MATERIAL SHOWN:
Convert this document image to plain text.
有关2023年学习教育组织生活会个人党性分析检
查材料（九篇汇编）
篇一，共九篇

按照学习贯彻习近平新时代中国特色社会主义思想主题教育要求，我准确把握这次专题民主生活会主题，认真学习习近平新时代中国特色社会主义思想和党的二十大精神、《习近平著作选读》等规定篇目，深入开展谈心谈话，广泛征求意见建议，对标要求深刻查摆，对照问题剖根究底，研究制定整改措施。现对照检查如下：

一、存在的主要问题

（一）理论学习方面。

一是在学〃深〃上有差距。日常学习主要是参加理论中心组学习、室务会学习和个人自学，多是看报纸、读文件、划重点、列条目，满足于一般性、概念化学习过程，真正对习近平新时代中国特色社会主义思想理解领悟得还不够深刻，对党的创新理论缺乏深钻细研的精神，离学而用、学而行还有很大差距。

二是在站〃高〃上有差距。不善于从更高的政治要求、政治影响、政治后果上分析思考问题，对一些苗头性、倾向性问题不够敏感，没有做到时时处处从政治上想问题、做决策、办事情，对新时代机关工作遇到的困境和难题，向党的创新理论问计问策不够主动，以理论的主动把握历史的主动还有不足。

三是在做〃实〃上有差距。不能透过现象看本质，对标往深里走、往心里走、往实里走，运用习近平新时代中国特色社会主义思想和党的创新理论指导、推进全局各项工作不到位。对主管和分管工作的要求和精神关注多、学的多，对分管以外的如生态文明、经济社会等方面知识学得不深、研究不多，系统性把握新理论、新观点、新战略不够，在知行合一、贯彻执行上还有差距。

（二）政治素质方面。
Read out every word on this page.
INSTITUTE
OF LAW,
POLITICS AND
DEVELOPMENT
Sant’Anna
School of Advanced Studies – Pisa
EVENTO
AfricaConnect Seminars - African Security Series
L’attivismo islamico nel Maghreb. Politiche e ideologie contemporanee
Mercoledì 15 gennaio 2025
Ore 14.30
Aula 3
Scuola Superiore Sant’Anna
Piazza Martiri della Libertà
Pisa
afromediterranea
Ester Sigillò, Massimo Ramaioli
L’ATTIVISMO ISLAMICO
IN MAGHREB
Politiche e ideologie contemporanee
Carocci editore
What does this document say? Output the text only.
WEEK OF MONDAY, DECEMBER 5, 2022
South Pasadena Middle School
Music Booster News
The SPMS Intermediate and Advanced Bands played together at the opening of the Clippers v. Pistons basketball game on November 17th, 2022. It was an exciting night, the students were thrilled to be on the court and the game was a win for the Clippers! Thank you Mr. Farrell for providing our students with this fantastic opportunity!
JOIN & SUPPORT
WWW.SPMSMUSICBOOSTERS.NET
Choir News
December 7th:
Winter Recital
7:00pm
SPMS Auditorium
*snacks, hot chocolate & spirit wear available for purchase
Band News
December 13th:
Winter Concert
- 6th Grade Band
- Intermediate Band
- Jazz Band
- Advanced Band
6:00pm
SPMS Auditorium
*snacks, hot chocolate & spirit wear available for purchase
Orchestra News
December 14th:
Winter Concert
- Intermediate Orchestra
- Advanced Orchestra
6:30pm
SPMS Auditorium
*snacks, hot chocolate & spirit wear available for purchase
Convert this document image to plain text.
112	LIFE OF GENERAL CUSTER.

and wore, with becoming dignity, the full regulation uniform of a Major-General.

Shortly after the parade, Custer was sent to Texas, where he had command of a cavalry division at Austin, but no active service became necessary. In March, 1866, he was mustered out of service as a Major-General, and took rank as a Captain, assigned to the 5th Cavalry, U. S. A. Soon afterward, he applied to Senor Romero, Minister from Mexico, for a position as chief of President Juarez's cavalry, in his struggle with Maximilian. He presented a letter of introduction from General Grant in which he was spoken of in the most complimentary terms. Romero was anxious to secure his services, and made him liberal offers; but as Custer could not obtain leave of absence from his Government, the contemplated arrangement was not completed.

REQUIREMENTS: Give every line of the material that includes the string "Pisa".

ANSWER:
School of Advanced Studies – Pisa
Pisa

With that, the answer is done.